- What the task asks -
For this exercise, repeat all of the material verbatim apart from its images.

Records from a collection of figures:
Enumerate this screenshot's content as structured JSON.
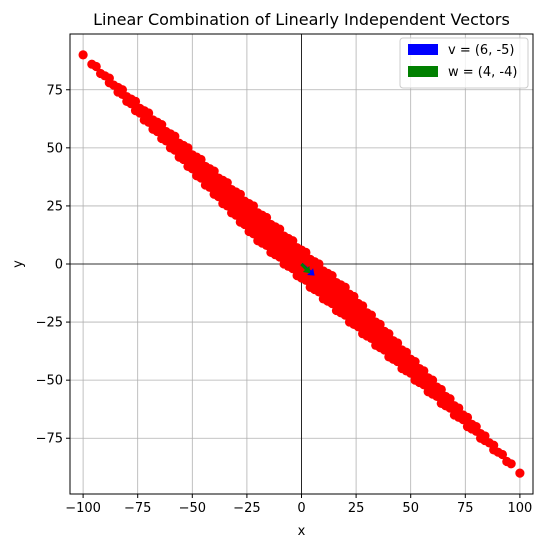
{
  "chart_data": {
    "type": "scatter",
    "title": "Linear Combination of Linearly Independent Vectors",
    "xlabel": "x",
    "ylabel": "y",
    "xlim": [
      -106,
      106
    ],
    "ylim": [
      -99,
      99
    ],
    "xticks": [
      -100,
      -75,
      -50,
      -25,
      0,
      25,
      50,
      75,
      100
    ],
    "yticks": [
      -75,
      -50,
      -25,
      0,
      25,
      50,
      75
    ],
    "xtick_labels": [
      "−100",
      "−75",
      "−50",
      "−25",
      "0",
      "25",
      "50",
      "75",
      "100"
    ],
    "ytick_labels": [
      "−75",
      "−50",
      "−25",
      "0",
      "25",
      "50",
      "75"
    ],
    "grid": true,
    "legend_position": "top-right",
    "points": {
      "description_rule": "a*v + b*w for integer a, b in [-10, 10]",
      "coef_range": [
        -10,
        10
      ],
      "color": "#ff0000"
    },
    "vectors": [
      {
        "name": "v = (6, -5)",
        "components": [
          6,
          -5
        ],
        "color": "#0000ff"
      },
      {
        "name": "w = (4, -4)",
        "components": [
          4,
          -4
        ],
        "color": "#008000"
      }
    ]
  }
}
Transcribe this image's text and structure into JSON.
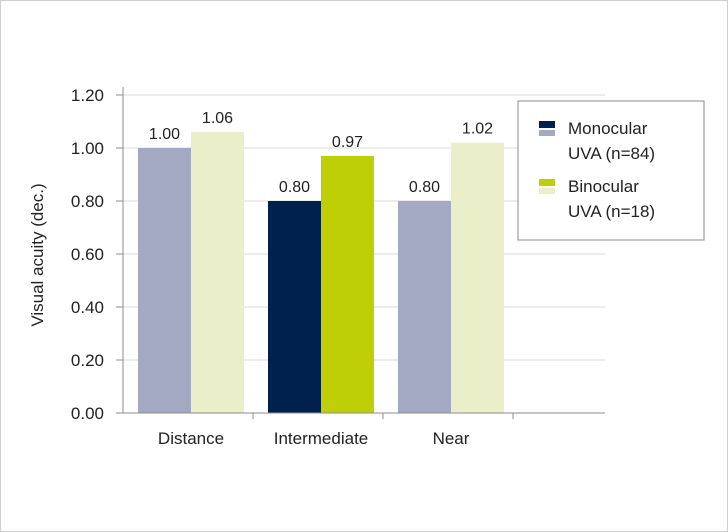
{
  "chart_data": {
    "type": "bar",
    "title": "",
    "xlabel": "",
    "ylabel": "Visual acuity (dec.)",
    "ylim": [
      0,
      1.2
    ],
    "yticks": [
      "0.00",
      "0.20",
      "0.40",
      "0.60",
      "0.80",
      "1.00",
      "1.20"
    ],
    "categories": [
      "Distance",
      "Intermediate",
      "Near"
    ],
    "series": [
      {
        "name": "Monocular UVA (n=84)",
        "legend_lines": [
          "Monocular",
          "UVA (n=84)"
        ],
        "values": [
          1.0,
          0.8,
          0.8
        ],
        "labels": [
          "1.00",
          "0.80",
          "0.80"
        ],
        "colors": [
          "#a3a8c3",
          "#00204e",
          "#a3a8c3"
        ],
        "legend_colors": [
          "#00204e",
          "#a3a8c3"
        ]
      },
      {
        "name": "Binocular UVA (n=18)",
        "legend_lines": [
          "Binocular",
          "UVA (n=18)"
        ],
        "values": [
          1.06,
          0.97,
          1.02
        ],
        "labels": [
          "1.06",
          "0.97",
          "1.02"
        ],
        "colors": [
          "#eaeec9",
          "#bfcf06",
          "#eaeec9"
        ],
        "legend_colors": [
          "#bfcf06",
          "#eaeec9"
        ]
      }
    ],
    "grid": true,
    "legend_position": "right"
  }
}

- Result of the exercise -
Enumerate this screenshot's content as structured JSON.
{
  "chart_data": {
    "type": "scatter",
    "title": "Linear Combination of Linearly Independent Vectors",
    "xlabel": "x",
    "ylabel": "y",
    "xlim": [
      -106,
      106
    ],
    "ylim": [
      -99,
      99
    ],
    "xticks": [
      -100,
      -75,
      -50,
      -25,
      0,
      25,
      50,
      75,
      100
    ],
    "yticks": [
      -75,
      -50,
      -25,
      0,
      25,
      50,
      75
    ],
    "xtick_labels": [
      "−100",
      "−75",
      "−50",
      "−25",
      "0",
      "25",
      "50",
      "75",
      "100"
    ],
    "ytick_labels": [
      "−75",
      "−50",
      "−25",
      "0",
      "25",
      "50",
      "75"
    ],
    "grid": true,
    "legend_position": "top-right",
    "points": {
      "description_rule": "a*v + b*w for integer a, b in [-10, 10]",
      "coef_range": [
        -10,
        10
      ],
      "color": "#ff0000"
    },
    "vectors": [
      {
        "name": "v = (6, -5)",
        "components": [
          6,
          -5
        ],
        "color": "#0000ff"
      },
      {
        "name": "w = (4, -4)",
        "components": [
          4,
          -4
        ],
        "color": "#008000"
      }
    ]
  }
}
Transcribe this image's text and structure into JSON.
{
  "chart_data": {
    "type": "bar",
    "title": "",
    "xlabel": "",
    "ylabel": "Visual acuity (dec.)",
    "ylim": [
      0,
      1.2
    ],
    "yticks": [
      "0.00",
      "0.20",
      "0.40",
      "0.60",
      "0.80",
      "1.00",
      "1.20"
    ],
    "categories": [
      "Distance",
      "Intermediate",
      "Near"
    ],
    "series": [
      {
        "name": "Monocular UVA (n=84)",
        "legend_lines": [
          "Monocular",
          "UVA (n=84)"
        ],
        "values": [
          1.0,
          0.8,
          0.8
        ],
        "labels": [
          "1.00",
          "0.80",
          "0.80"
        ],
        "colors": [
          "#a3a8c3",
          "#00204e",
          "#a3a8c3"
        ],
        "legend_colors": [
          "#00204e",
          "#a3a8c3"
        ]
      },
      {
        "name": "Binocular UVA (n=18)",
        "legend_lines": [
          "Binocular",
          "UVA (n=18)"
        ],
        "values": [
          1.06,
          0.97,
          1.02
        ],
        "labels": [
          "1.06",
          "0.97",
          "1.02"
        ],
        "colors": [
          "#eaeec9",
          "#bfcf06",
          "#eaeec9"
        ],
        "legend_colors": [
          "#bfcf06",
          "#eaeec9"
        ]
      }
    ],
    "grid": true,
    "legend_position": "right"
  }
}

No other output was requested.